══ RECORDED DATA ══

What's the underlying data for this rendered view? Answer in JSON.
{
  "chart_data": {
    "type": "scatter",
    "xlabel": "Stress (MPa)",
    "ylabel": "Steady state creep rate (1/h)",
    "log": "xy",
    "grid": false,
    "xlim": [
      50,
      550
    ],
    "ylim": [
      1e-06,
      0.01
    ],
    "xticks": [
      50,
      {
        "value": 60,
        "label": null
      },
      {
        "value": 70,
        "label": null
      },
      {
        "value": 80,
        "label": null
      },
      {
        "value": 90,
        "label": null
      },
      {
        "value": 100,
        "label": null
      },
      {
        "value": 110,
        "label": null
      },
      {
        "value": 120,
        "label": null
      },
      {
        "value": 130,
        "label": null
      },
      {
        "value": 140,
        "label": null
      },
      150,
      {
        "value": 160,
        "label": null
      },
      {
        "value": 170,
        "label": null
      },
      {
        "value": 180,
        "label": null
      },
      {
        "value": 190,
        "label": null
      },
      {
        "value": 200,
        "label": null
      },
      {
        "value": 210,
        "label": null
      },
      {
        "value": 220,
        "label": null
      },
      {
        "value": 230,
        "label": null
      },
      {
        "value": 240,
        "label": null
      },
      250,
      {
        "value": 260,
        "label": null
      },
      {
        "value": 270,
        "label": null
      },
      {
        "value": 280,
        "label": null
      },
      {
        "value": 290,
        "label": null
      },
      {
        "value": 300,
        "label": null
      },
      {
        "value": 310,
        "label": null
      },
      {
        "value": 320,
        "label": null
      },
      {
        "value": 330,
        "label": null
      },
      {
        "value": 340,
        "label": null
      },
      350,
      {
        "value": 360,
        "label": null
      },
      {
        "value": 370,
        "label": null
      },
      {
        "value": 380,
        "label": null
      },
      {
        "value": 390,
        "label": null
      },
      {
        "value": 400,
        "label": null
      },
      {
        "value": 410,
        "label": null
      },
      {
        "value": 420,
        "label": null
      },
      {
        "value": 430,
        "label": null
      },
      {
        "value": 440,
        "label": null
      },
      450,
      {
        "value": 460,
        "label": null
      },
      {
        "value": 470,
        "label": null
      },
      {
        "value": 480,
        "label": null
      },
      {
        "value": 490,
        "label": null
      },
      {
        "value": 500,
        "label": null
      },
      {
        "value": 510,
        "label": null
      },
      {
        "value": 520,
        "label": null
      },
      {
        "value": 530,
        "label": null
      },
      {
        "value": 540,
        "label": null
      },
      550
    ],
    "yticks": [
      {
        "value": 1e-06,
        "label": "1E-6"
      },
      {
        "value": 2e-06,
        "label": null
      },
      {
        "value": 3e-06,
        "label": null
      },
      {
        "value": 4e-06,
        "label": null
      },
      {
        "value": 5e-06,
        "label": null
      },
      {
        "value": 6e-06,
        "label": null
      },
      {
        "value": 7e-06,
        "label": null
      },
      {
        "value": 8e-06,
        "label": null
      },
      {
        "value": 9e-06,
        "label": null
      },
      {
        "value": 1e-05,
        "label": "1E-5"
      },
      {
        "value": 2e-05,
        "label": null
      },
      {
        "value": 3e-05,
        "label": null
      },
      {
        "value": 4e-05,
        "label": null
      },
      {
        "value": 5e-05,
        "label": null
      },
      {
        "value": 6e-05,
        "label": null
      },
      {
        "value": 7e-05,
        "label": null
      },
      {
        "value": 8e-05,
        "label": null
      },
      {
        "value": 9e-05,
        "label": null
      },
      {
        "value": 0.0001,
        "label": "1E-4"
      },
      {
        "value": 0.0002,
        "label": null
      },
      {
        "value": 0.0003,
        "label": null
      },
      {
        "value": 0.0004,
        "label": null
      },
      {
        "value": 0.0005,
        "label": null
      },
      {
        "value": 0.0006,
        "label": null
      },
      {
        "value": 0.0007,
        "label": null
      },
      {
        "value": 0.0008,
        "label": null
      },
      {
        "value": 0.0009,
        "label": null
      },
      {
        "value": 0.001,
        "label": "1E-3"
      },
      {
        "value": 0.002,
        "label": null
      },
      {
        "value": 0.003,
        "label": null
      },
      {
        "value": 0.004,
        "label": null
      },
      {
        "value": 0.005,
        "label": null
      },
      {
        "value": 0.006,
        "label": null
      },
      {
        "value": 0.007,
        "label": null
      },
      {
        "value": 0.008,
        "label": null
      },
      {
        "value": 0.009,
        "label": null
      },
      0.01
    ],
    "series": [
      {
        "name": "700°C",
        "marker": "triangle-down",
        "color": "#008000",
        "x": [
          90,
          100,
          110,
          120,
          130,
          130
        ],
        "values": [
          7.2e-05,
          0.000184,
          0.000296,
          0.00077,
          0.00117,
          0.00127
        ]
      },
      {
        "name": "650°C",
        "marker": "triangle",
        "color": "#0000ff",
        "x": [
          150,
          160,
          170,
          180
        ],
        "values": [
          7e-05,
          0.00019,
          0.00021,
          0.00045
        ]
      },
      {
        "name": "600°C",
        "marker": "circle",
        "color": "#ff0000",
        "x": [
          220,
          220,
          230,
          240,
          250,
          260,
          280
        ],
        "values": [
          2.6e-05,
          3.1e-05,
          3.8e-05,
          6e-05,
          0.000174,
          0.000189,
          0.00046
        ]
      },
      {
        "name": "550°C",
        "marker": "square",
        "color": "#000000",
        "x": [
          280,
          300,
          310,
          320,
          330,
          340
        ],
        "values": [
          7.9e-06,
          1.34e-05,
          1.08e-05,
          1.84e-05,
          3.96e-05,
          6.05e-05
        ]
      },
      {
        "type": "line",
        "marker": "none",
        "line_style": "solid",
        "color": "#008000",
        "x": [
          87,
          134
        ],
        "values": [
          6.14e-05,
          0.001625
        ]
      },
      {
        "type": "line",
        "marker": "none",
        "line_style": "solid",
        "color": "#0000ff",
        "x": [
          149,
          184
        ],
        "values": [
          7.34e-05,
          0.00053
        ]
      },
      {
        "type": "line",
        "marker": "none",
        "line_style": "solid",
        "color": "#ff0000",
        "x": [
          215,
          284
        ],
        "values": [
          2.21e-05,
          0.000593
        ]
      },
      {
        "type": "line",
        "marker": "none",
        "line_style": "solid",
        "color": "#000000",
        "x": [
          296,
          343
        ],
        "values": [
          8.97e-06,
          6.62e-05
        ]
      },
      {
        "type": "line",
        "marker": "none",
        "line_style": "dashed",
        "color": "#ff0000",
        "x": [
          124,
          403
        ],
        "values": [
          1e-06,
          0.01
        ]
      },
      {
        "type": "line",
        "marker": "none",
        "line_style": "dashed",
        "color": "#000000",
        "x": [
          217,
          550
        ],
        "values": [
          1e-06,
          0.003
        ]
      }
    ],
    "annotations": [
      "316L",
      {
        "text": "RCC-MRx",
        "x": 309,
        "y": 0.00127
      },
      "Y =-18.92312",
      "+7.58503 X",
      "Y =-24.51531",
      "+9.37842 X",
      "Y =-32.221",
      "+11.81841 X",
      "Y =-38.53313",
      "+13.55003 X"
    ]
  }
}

═══

## EXERCISE DETAILS
Please copy out each record, character for character.

## COMPLETE OUTPUT
What's the underlying data for this rendered view? Answer in JSON.
{
  "chart_data": {
    "type": "scatter",
    "xlabel": "Stress (MPa)",
    "ylabel": "Steady state creep rate (1/h)",
    "log": "xy",
    "grid": false,
    "xlim": [
      50,
      550
    ],
    "ylim": [
      1e-06,
      0.01
    ],
    "xticks": [
      50,
      {
        "value": 60,
        "label": null
      },
      {
        "value": 70,
        "label": null
      },
      {
        "value": 80,
        "label": null
      },
      {
        "value": 90,
        "label": null
      },
      {
        "value": 100,
        "label": null
      },
      {
        "value": 110,
        "label": null
      },
      {
        "value": 120,
        "label": null
      },
      {
        "value": 130,
        "label": null
      },
      {
        "value": 140,
        "label": null
      },
      150,
      {
        "value": 160,
        "label": null
      },
      {
        "value": 170,
        "label": null
      },
      {
        "value": 180,
        "label": null
      },
      {
        "value": 190,
        "label": null
      },
      {
        "value": 200,
        "label": null
      },
      {
        "value": 210,
        "label": null
      },
      {
        "value": 220,
        "label": null
      },
      {
        "value": 230,
        "label": null
      },
      {
        "value": 240,
        "label": null
      },
      250,
      {
        "value": 260,
        "label": null
      },
      {
        "value": 270,
        "label": null
      },
      {
        "value": 280,
        "label": null
      },
      {
        "value": 290,
        "label": null
      },
      {
        "value": 300,
        "label": null
      },
      {
        "value": 310,
        "label": null
      },
      {
        "value": 320,
        "label": null
      },
      {
        "value": 330,
        "label": null
      },
      {
        "value": 340,
        "label": null
      },
      350,
      {
        "value": 360,
        "label": null
      },
      {
        "value": 370,
        "label": null
      },
      {
        "value": 380,
        "label": null
      },
      {
        "value": 390,
        "label": null
      },
      {
        "value": 400,
        "label": null
      },
      {
        "value": 410,
        "label": null
      },
      {
        "value": 420,
        "label": null
      },
      {
        "value": 430,
        "label": null
      },
      {
        "value": 440,
        "label": null
      },
      450,
      {
        "value": 460,
        "label": null
      },
      {
        "value": 470,
        "label": null
      },
      {
        "value": 480,
        "label": null
      },
      {
        "value": 490,
        "label": null
      },
      {
        "value": 500,
        "label": null
      },
      {
        "value": 510,
        "label": null
      },
      {
        "value": 520,
        "label": null
      },
      {
        "value": 530,
        "label": null
      },
      {
        "value": 540,
        "label": null
      },
      550
    ],
    "yticks": [
      {
        "value": 1e-06,
        "label": "1E-6"
      },
      {
        "value": 2e-06,
        "label": null
      },
      {
        "value": 3e-06,
        "label": null
      },
      {
        "value": 4e-06,
        "label": null
      },
      {
        "value": 5e-06,
        "label": null
      },
      {
        "value": 6e-06,
        "label": null
      },
      {
        "value": 7e-06,
        "label": null
      },
      {
        "value": 8e-06,
        "label": null
      },
      {
        "value": 9e-06,
        "label": null
      },
      {
        "value": 1e-05,
        "label": "1E-5"
      },
      {
        "value": 2e-05,
        "label": null
      },
      {
        "value": 3e-05,
        "label": null
      },
      {
        "value": 4e-05,
        "label": null
      },
      {
        "value": 5e-05,
        "label": null
      },
      {
        "value": 6e-05,
        "label": null
      },
      {
        "value": 7e-05,
        "label": null
      },
      {
        "value": 8e-05,
        "label": null
      },
      {
        "value": 9e-05,
        "label": null
      },
      {
        "value": 0.0001,
        "label": "1E-4"
      },
      {
        "value": 0.0002,
        "label": null
      },
      {
        "value": 0.0003,
        "label": null
      },
      {
        "value": 0.0004,
        "label": null
      },
      {
        "value": 0.0005,
        "label": null
      },
      {
        "value": 0.0006,
        "label": null
      },
      {
        "value": 0.0007,
        "label": null
      },
      {
        "value": 0.0008,
        "label": null
      },
      {
        "value": 0.0009,
        "label": null
      },
      {
        "value": 0.001,
        "label": "1E-3"
      },
      {
        "value": 0.002,
        "label": null
      },
      {
        "value": 0.003,
        "label": null
      },
      {
        "value": 0.004,
        "label": null
      },
      {
        "value": 0.005,
        "label": null
      },
      {
        "value": 0.006,
        "label": null
      },
      {
        "value": 0.007,
        "label": null
      },
      {
        "value": 0.008,
        "label": null
      },
      {
        "value": 0.009,
        "label": null
      },
      0.01
    ],
    "series": [
      {
        "name": "700°C",
        "marker": "triangle-down",
        "color": "#008000",
        "x": [
          90,
          100,
          110,
          120,
          130,
          130
        ],
        "values": [
          7.2e-05,
          0.000184,
          0.000296,
          0.00077,
          0.00117,
          0.00127
        ]
      },
      {
        "name": "650°C",
        "marker": "triangle",
        "color": "#0000ff",
        "x": [
          150,
          160,
          170,
          180
        ],
        "values": [
          7e-05,
          0.00019,
          0.00021,
          0.00045
        ]
      },
      {
        "name": "600°C",
        "marker": "circle",
        "color": "#ff0000",
        "x": [
          220,
          220,
          230,
          240,
          250,
          260,
          280
        ],
        "values": [
          2.6e-05,
          3.1e-05,
          3.8e-05,
          6e-05,
          0.000174,
          0.000189,
          0.00046
        ]
      },
      {
        "name": "550°C",
        "marker": "square",
        "color": "#000000",
        "x": [
          280,
          300,
          310,
          320,
          330,
          340
        ],
        "values": [
          7.9e-06,
          1.34e-05,
          1.08e-05,
          1.84e-05,
          3.96e-05,
          6.05e-05
        ]
      },
      {
        "type": "line",
        "marker": "none",
        "line_style": "solid",
        "color": "#008000",
        "x": [
          87,
          134
        ],
        "values": [
          6.14e-05,
          0.001625
        ]
      },
      {
        "type": "line",
        "marker": "none",
        "line_style": "solid",
        "color": "#0000ff",
        "x": [
          149,
          184
        ],
        "values": [
          7.34e-05,
          0.00053
        ]
      },
      {
        "type": "line",
        "marker": "none",
        "line_style": "solid",
        "color": "#ff0000",
        "x": [
          215,
          284
        ],
        "values": [
          2.21e-05,
          0.000593
        ]
      },
      {
        "type": "line",
        "marker": "none",
        "line_style": "solid",
        "color": "#000000",
        "x": [
          296,
          343
        ],
        "values": [
          8.97e-06,
          6.62e-05
        ]
      },
      {
        "type": "line",
        "marker": "none",
        "line_style": "dashed",
        "color": "#ff0000",
        "x": [
          124,
          403
        ],
        "values": [
          1e-06,
          0.01
        ]
      },
      {
        "type": "line",
        "marker": "none",
        "line_style": "dashed",
        "color": "#000000",
        "x": [
          217,
          550
        ],
        "values": [
          1e-06,
          0.003
        ]
      }
    ],
    "annotations": [
      "316L",
      {
        "text": "RCC-MRx",
        "x": 309,
        "y": 0.00127
      },
      "Y =-18.92312",
      "+7.58503 X",
      "Y =-24.51531",
      "+9.37842 X",
      "Y =-32.221",
      "+11.81841 X",
      "Y =-38.53313",
      "+13.55003 X"
    ]
  }
}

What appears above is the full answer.